Instructions for the task: According to the garbage patch article, why is Project Kaisei's cleanup plan attractive? Answer in one to three sentences.

Excerpted text:

================

Could we clean up the Great Pacific Garbage Patch?

Garbage Patch Cleanup, Ideally

Unlike this beached plastic, the tiny particles that make up the Great Pacific Garbage Patch aren't within easy reach.
Unlike this beached plastic, the tiny particles that make up the Great Pacific Garbage Patch aren't within easy reach.
Photo courtesy

The floating dump that lies about 1,000 miles (1,600 kilometers) north of the Hawaiian islands has pretty much just sat there, getting bigger since ocean researcher Captain Charles Moore stumbled on it in 1997 [source: Stone]. (That's actually not that bad considering how much we haven't done about global warming in the 30 or 40 years that issue's been on the books.) In the last few years, though, several organizations have stepped up their focus on the Garbage Patch and what to do about it.

The first group to pay close attention to the mass of trash accumulated by a vortex of swirling ocean currents -- or gyre -- was formed by Charles Moore himself. Shocked by his discovery, he started the Algalita Foundation in 1999 with the primary purpose of studying the garbage patch. Algalita researchers take samples from the patch by dragging a net through it. They analyze each sample for plastic content in the water and plastic toxicity in the fish they catch. In one catch, they found 84 pieces of plastic in the gut of a rainbow runner [source: Hoshaw]. In all, their research shows the plastic content of the ocean is increasing steadily [source: Hoshaw].

While shedding light on the problem certainly opens the door to solving it, the Algalita Foundation isn't taking steps toward a cleanup. In that area, a group from the Ocean Voyages Institute called Project Kaisei has taken the lead, proposing a rather innovative cleanup solution.

The plan is pretty simple on its face -- dredge the plastic out of the water using nets and turn it over to recycling companies. Seems easy enough. The next potential step is rather ambitious: turn the trash into fuel. Using a process called pyrolysis, the plastic would be heated in a vacuum to a temperature above 550 degrees F (260 degrees C), at which point it would start to break down into its components [source: Stone]. Those components could then be processed into oil.

The biggest draw of the plan is its double-solution mentality: We have too much trash, not enough fuel and a feasible way to kill both birds.

The biggest problem with the plan is that most experts believe it's impossible.

================

Bounding box prediction data:
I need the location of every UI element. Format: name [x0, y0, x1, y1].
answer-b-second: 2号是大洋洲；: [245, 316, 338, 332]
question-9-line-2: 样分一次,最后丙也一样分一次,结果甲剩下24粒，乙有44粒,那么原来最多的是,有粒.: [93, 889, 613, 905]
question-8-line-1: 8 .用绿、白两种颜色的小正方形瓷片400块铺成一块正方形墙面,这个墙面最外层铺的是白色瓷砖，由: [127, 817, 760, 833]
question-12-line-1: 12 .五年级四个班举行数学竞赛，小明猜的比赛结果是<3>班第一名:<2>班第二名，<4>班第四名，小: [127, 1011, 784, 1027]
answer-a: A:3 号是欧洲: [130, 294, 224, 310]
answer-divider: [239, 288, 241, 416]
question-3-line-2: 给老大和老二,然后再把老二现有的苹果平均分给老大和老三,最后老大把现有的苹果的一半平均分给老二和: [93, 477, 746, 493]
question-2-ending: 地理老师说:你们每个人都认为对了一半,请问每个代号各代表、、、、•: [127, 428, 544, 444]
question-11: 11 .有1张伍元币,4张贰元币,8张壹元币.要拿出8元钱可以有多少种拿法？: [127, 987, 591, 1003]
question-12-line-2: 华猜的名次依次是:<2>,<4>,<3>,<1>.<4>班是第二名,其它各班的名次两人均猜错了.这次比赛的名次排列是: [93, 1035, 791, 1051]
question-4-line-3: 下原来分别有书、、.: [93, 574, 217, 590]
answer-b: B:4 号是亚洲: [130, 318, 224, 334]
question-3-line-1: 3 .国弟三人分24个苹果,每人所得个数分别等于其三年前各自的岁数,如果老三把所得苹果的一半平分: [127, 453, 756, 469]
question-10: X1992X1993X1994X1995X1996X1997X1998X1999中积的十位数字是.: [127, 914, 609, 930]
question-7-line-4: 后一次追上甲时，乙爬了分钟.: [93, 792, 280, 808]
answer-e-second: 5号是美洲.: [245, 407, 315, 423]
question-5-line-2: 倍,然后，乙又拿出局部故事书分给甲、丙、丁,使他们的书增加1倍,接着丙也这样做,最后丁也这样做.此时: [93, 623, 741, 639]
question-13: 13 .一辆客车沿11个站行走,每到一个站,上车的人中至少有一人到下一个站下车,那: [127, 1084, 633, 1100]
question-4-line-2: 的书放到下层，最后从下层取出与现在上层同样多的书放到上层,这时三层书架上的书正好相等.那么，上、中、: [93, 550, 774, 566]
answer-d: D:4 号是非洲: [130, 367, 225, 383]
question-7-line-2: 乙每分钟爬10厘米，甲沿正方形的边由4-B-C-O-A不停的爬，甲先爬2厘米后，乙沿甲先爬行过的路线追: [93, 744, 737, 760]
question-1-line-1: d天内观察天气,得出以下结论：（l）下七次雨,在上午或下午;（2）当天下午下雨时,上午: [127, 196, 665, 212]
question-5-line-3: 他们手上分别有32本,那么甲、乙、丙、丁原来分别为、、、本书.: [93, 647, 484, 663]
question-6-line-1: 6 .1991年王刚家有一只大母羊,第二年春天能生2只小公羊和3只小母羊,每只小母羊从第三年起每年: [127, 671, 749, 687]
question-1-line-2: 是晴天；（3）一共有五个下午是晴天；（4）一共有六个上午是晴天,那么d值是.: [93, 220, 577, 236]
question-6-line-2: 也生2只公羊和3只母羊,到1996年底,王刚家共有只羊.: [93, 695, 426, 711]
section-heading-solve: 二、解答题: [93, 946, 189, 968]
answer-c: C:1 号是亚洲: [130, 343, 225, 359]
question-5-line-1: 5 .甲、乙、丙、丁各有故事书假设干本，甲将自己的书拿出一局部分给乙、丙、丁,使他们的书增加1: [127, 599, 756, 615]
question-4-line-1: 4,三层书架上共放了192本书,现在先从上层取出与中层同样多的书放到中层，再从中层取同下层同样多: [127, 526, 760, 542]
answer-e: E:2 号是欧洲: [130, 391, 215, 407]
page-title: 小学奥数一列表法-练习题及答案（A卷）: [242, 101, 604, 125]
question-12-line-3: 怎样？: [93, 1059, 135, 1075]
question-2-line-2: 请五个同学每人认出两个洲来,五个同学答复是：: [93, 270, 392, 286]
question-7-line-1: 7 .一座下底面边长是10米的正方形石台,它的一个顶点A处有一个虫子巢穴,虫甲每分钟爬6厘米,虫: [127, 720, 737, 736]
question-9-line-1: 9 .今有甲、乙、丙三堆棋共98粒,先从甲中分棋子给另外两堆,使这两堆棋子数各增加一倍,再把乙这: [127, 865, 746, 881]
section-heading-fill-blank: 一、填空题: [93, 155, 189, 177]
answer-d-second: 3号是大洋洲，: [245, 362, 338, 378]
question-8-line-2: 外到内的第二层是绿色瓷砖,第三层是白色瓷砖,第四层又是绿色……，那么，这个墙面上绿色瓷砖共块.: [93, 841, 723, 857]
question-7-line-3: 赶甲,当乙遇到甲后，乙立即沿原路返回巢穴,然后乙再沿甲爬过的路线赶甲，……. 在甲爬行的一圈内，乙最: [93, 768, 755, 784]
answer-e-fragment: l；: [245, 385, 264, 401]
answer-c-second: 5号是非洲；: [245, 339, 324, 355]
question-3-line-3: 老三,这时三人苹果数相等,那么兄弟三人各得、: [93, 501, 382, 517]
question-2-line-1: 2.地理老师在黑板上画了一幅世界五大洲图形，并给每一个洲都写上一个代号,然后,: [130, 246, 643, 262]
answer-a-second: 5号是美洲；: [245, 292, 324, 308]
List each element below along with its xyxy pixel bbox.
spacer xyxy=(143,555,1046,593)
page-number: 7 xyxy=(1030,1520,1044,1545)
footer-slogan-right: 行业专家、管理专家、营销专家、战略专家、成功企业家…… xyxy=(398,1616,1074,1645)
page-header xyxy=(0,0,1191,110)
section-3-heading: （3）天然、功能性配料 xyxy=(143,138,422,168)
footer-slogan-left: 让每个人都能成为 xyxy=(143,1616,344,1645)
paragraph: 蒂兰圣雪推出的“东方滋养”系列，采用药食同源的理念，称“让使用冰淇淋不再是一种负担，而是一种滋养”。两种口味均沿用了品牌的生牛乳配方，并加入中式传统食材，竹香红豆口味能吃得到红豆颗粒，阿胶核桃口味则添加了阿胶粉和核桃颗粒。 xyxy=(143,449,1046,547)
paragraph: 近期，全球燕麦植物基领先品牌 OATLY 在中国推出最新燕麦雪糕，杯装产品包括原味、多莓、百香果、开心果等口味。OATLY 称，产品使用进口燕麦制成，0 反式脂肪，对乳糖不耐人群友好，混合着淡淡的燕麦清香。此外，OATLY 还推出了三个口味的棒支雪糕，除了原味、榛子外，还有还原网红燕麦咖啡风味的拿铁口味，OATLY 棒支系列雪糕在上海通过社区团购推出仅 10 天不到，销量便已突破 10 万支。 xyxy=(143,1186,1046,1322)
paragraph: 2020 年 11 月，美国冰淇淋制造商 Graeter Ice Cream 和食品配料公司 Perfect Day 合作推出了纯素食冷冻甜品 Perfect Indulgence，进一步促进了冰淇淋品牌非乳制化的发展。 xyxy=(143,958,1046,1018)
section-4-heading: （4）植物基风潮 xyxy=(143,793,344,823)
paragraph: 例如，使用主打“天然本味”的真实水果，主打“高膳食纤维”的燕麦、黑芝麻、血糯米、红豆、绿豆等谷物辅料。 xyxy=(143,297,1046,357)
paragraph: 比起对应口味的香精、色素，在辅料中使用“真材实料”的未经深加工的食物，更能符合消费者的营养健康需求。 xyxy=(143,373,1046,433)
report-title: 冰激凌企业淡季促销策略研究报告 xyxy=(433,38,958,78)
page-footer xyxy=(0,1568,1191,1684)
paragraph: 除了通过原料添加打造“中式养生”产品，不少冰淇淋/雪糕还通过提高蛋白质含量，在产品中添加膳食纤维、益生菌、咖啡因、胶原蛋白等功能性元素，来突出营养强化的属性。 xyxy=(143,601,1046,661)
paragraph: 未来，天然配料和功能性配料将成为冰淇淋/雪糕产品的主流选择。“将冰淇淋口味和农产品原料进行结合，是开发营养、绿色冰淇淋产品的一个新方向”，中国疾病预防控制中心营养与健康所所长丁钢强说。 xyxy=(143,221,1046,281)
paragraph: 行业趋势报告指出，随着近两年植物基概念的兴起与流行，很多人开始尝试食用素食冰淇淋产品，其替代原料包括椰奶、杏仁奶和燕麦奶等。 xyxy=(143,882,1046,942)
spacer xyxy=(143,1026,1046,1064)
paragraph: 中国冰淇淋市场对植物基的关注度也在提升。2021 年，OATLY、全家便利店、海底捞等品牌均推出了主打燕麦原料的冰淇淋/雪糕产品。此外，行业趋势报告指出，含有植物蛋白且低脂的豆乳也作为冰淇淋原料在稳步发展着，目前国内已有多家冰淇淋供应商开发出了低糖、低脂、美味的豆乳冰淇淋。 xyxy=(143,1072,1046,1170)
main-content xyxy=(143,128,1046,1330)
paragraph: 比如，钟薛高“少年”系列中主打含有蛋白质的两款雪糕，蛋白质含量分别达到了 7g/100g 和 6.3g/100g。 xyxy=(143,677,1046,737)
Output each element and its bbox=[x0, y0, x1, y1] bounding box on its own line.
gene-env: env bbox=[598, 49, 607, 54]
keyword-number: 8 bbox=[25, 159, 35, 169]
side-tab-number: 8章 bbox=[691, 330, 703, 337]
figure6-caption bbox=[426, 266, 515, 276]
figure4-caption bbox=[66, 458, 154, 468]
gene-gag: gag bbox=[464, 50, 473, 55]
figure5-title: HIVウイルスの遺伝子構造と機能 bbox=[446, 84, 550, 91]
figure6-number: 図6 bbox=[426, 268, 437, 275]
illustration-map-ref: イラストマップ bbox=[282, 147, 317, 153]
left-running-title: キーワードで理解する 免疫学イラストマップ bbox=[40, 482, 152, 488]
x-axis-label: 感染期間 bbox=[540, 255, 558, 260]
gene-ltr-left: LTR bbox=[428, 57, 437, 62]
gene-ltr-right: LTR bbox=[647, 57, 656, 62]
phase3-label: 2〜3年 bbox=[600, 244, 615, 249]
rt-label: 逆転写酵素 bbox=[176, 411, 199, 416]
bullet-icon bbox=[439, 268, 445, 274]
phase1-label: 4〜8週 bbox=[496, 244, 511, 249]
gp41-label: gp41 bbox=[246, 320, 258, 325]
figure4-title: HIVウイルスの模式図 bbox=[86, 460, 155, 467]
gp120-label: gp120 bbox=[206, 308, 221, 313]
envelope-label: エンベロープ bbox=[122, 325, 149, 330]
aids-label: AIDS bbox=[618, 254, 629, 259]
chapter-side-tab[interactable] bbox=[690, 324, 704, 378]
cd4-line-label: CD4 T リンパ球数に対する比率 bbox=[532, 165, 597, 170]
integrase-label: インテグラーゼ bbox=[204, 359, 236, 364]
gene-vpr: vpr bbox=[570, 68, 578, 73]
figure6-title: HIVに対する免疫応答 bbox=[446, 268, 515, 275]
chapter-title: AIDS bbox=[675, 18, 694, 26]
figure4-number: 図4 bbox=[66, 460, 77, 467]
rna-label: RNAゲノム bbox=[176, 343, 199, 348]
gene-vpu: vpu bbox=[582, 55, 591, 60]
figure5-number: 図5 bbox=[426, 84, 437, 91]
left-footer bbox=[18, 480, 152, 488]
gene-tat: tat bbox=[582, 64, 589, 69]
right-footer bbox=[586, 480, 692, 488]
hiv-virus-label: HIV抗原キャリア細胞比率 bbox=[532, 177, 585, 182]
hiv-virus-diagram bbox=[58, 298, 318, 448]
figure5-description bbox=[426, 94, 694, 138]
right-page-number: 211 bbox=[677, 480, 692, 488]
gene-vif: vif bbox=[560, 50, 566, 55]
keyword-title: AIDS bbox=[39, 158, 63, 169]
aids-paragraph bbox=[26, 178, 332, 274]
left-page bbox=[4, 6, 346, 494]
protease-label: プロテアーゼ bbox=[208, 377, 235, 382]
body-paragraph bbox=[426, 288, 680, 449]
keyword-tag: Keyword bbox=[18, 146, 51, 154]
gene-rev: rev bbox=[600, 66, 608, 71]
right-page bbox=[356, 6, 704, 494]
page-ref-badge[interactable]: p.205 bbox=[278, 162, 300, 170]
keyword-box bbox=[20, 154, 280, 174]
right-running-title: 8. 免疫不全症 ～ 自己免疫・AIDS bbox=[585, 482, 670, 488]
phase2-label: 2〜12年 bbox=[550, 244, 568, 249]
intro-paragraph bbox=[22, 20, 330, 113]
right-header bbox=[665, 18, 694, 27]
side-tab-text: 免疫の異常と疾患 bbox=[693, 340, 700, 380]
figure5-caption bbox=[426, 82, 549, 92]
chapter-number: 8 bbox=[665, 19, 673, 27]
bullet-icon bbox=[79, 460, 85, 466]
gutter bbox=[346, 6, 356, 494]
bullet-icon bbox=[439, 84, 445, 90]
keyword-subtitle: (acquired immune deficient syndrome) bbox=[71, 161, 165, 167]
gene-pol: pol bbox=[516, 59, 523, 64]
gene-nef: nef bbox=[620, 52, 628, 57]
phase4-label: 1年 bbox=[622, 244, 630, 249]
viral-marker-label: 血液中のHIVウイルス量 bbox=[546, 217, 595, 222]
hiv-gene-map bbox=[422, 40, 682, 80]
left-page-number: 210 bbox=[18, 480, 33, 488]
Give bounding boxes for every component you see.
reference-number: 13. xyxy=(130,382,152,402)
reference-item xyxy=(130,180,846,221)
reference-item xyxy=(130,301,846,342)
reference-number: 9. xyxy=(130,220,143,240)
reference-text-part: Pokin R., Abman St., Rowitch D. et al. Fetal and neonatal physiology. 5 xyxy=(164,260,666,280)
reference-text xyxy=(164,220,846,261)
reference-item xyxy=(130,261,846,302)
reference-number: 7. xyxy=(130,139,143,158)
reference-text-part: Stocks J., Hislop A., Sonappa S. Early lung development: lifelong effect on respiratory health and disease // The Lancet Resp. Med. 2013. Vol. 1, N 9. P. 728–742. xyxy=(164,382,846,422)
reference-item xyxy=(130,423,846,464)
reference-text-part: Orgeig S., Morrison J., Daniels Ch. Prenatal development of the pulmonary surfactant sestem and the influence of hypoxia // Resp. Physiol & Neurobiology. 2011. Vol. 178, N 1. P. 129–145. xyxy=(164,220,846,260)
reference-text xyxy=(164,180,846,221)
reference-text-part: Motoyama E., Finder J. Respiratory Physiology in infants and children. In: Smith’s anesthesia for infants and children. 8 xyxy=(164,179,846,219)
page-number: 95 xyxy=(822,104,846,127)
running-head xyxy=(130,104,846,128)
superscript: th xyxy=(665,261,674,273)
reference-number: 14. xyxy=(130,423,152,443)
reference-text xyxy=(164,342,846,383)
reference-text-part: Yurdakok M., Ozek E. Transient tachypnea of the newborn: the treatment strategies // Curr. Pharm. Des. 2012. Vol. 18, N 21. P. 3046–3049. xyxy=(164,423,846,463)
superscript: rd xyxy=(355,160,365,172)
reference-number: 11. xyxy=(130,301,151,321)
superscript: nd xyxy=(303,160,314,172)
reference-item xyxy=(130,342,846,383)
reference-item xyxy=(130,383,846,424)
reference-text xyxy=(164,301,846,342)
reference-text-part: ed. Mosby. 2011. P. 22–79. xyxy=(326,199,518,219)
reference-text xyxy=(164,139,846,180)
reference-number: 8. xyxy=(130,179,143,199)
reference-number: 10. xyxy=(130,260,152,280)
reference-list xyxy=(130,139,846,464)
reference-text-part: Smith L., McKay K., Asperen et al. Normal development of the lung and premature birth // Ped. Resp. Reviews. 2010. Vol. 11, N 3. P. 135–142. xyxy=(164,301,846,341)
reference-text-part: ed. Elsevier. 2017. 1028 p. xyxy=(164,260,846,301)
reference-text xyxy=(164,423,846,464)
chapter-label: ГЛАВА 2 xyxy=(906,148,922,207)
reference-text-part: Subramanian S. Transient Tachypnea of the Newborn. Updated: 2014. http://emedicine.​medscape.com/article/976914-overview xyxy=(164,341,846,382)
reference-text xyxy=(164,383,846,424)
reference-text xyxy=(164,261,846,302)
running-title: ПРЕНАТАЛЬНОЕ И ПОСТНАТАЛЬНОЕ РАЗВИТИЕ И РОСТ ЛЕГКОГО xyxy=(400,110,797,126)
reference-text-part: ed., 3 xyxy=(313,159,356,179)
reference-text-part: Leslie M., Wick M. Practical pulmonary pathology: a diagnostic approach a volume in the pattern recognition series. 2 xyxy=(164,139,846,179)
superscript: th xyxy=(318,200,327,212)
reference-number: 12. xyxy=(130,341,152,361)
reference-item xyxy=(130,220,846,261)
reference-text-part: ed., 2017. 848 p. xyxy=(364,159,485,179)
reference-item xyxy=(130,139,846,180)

================

Solution: The plan's biggest draw is that it solves two problems at once: there is too much trash and not enough fuel. Plastic dredged from the patch could be broken down by pyrolysis and processed into oil.